══ Data for the task

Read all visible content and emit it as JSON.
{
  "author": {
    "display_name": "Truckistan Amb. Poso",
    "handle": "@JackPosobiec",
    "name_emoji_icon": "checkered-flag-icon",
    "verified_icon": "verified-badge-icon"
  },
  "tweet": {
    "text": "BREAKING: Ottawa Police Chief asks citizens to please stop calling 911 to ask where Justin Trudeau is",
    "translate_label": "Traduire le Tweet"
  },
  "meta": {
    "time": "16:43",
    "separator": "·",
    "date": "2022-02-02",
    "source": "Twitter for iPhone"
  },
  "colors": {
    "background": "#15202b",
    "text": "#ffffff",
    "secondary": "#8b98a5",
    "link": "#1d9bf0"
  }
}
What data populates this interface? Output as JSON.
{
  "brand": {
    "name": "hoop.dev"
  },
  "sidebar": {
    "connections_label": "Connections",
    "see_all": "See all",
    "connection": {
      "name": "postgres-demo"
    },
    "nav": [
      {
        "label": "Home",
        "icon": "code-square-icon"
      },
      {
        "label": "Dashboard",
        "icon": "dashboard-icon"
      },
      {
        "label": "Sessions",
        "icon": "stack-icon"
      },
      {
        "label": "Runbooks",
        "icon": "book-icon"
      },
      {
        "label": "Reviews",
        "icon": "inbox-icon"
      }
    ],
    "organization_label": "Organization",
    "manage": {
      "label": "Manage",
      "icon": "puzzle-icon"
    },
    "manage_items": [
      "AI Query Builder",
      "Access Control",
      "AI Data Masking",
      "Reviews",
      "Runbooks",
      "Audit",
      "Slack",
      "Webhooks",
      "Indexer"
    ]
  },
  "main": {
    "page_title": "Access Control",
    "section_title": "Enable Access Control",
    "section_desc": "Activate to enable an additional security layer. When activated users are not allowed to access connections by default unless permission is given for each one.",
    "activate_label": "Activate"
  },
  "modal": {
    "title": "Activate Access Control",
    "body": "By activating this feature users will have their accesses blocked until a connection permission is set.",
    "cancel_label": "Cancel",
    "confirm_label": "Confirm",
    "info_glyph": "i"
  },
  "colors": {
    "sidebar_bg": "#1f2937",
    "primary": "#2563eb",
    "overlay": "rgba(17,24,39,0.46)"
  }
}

════

The problem: Return each line that includes "Activate".

Full solution:
    "section_desc": "Activate to enable an additional security layer. When activated users are not allowed to access connections by default unless permission is given for each one.",
    "activate_label": "Activate"
    "title": "Activate Access Control",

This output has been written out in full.